[Figure contents as structured data]
+--

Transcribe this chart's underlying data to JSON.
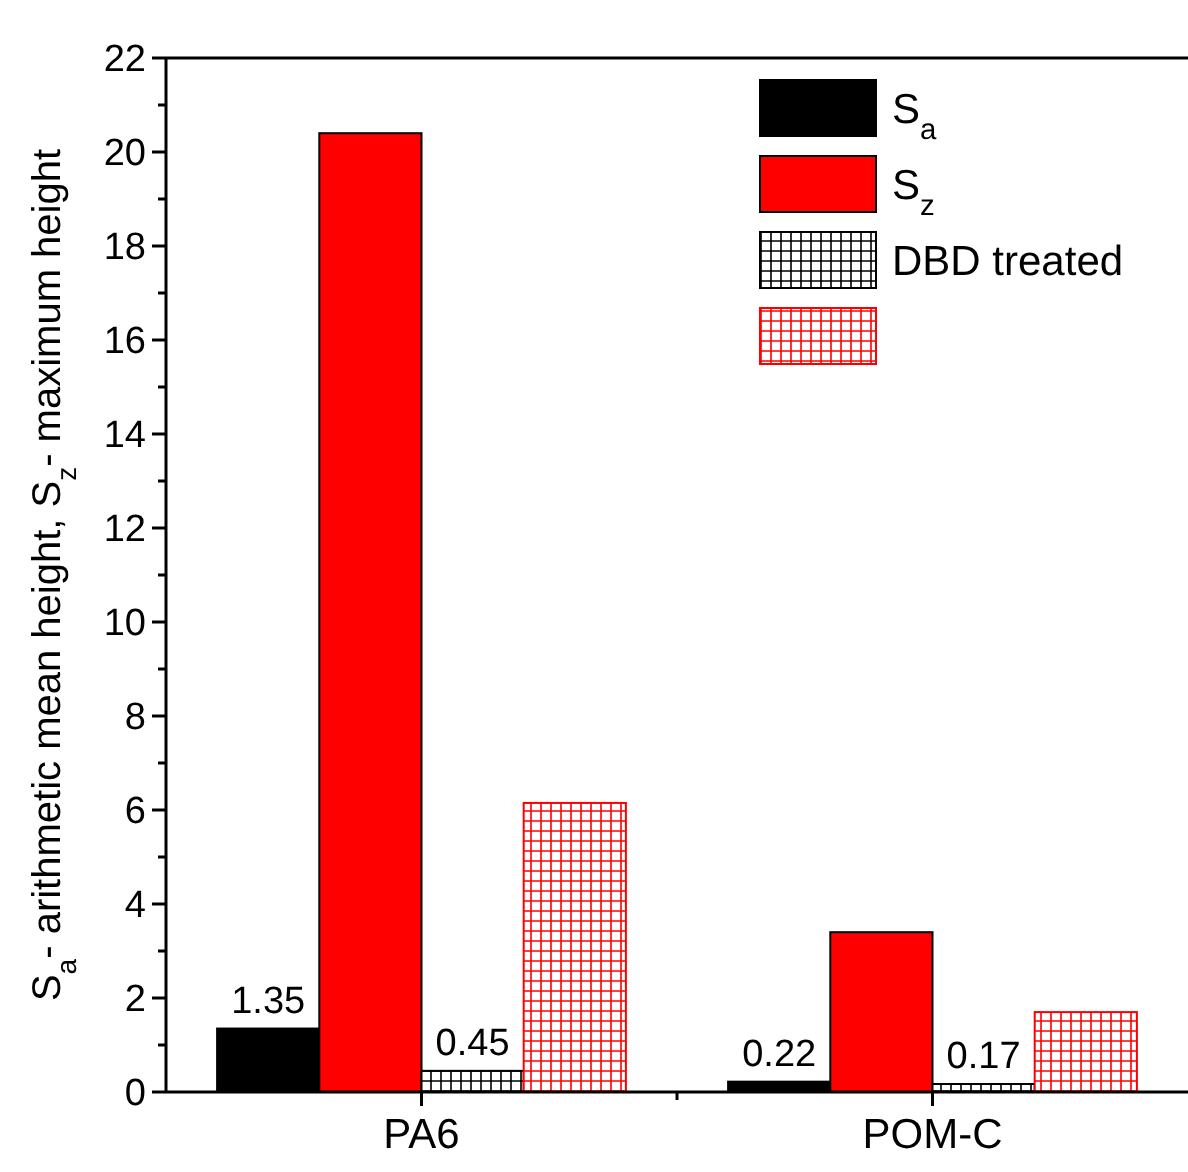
{
  "chart_data": {
    "type": "bar",
    "ylabel": "S$_{a}$- arithmetic mean height, S$_{z}$- maximum height",
    "categories": [
      "PA6",
      "POM-C"
    ],
    "series": [
      {
        "name": "S$_{a}$",
        "color": "#000000",
        "values": [
          1.35,
          0.22
        ],
        "value_labels": [
          "1.35",
          "0.22"
        ]
      },
      {
        "name": "S$_{z}$",
        "color": "#ff0000",
        "values": [
          20.4,
          3.4
        ]
      },
      {
        "name": "DBD treated",
        "color": "#000000",
        "values": [
          0.45,
          0.17
        ],
        "value_labels": [
          "0.45",
          "0.17"
        ]
      },
      {
        "color": "#ff0000",
        "values": [
          6.15,
          1.7
        ]
      }
    ],
    "ylim": [
      0,
      22
    ],
    "yticks": [
      0,
      {
        "value": 1,
        "label": null
      },
      2,
      {
        "value": 3,
        "label": null
      },
      4,
      {
        "value": 5,
        "label": null
      },
      6,
      {
        "value": 7,
        "label": null
      },
      8,
      {
        "value": 9,
        "label": null
      },
      10,
      {
        "value": 11,
        "label": null
      },
      12,
      {
        "value": 13,
        "label": null
      },
      14,
      {
        "value": 15,
        "label": null
      },
      16,
      {
        "value": 17,
        "label": null
      },
      18,
      {
        "value": 19,
        "label": null
      },
      20,
      {
        "value": 21,
        "label": null
      },
      22
    ],
    "grid": false,
    "legend": "top right"
  }
}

+--

- **The problem**: Every record is to be reproduced exactly, with no pictures included.

- **Full solution**:
Transcribe this chart's underlying data to JSON.
{
  "chart_data": {
    "type": "bar",
    "ylabel": "S$_{a}$- arithmetic mean height, S$_{z}$- maximum height",
    "categories": [
      "PA6",
      "POM-C"
    ],
    "series": [
      {
        "name": "S$_{a}$",
        "color": "#000000",
        "values": [
          1.35,
          0.22
        ],
        "value_labels": [
          "1.35",
          "0.22"
        ]
      },
      {
        "name": "S$_{z}$",
        "color": "#ff0000",
        "values": [
          20.4,
          3.4
        ]
      },
      {
        "name": "DBD treated",
        "color": "#000000",
        "values": [
          0.45,
          0.17
        ],
        "value_labels": [
          "0.45",
          "0.17"
        ]
      },
      {
        "color": "#ff0000",
        "values": [
          6.15,
          1.7
        ]
      }
    ],
    "ylim": [
      0,
      22
    ],
    "yticks": [
      0,
      {
        "value": 1,
        "label": null
      },
      2,
      {
        "value": 3,
        "label": null
      },
      4,
      {
        "value": 5,
        "label": null
      },
      6,
      {
        "value": 7,
        "label": null
      },
      8,
      {
        "value": 9,
        "label": null
      },
      10,
      {
        "value": 11,
        "label": null
      },
      12,
      {
        "value": 13,
        "label": null
      },
      14,
      {
        "value": 15,
        "label": null
      },
      16,
      {
        "value": 17,
        "label": null
      },
      18,
      {
        "value": 19,
        "label": null
      },
      20,
      {
        "value": 21,
        "label": null
      },
      22
    ],
    "grid": false,
    "legend": "top right"
  }
}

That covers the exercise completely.